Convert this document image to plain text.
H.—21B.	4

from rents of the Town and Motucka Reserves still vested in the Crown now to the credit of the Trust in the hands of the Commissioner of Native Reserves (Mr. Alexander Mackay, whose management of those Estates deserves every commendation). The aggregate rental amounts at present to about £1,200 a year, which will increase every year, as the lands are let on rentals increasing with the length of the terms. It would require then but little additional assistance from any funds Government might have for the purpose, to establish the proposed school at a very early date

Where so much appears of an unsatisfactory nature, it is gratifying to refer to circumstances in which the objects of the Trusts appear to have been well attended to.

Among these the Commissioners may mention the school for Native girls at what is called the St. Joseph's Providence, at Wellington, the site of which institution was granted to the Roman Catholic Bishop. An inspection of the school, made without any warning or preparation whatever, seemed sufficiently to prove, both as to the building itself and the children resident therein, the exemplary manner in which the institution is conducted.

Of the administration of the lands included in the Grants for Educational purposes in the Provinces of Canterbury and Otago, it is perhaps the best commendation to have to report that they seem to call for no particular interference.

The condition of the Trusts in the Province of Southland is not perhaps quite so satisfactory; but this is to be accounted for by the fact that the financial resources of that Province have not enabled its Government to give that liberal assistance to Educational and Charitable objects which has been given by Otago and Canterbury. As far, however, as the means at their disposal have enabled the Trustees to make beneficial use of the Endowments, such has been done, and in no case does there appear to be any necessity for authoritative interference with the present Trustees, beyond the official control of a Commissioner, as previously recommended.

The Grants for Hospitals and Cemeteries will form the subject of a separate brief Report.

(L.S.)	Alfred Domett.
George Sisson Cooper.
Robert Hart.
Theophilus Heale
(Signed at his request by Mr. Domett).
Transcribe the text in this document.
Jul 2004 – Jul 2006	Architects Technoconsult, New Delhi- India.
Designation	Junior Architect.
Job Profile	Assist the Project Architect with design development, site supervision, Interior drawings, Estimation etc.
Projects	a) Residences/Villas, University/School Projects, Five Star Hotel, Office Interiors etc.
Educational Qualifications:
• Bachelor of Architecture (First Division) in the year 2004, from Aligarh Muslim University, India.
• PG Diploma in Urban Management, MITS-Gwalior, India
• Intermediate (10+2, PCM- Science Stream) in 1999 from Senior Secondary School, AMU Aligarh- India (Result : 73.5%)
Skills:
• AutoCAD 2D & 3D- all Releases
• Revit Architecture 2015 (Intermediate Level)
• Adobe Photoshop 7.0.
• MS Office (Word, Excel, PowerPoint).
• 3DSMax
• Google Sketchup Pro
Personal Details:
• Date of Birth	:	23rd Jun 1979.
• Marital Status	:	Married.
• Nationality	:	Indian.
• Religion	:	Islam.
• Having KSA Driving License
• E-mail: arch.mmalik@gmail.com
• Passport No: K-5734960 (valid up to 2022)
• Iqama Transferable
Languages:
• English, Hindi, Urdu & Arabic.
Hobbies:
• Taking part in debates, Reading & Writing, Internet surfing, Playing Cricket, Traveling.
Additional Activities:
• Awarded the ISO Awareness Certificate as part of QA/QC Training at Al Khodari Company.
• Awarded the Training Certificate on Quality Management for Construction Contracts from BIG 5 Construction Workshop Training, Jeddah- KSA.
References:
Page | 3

**Problem to work on**.
Select every line where the word "assistance" occurs.

**Finished task**.
from rents of the Town and Motucka Reserves still vested in the Crown now to the credit of the Trust in the hands of the Commissioner of Native Reserves (Mr. Alexander Mackay, whose management of those Estates deserves every commendation). The aggregate rental amounts at present to about £1,200 a year, which will increase every year, as the lands are let on rentals increasing with the length of the terms. It would require then but little additional assistance from any funds Government might have for the purpose, to establish the proposed school at a very early date
The condition of the Trusts in the Province of Southland is not perhaps quite so satisfactory; but this is to be accounted for by the fact that the financial resources of that Province have not enabled its Government to give that liberal assistance to Educational and Charitable objects which has been given by Otago and Canterbury. As far, however, as the means at their disposal have enabled the Trustees to make beneficial use of the Endowments, such has been done, and in no case does there appear to be any necessity for authoritative interference with the present Trustees, beyond the official control of a Commissioner, as previously recommended.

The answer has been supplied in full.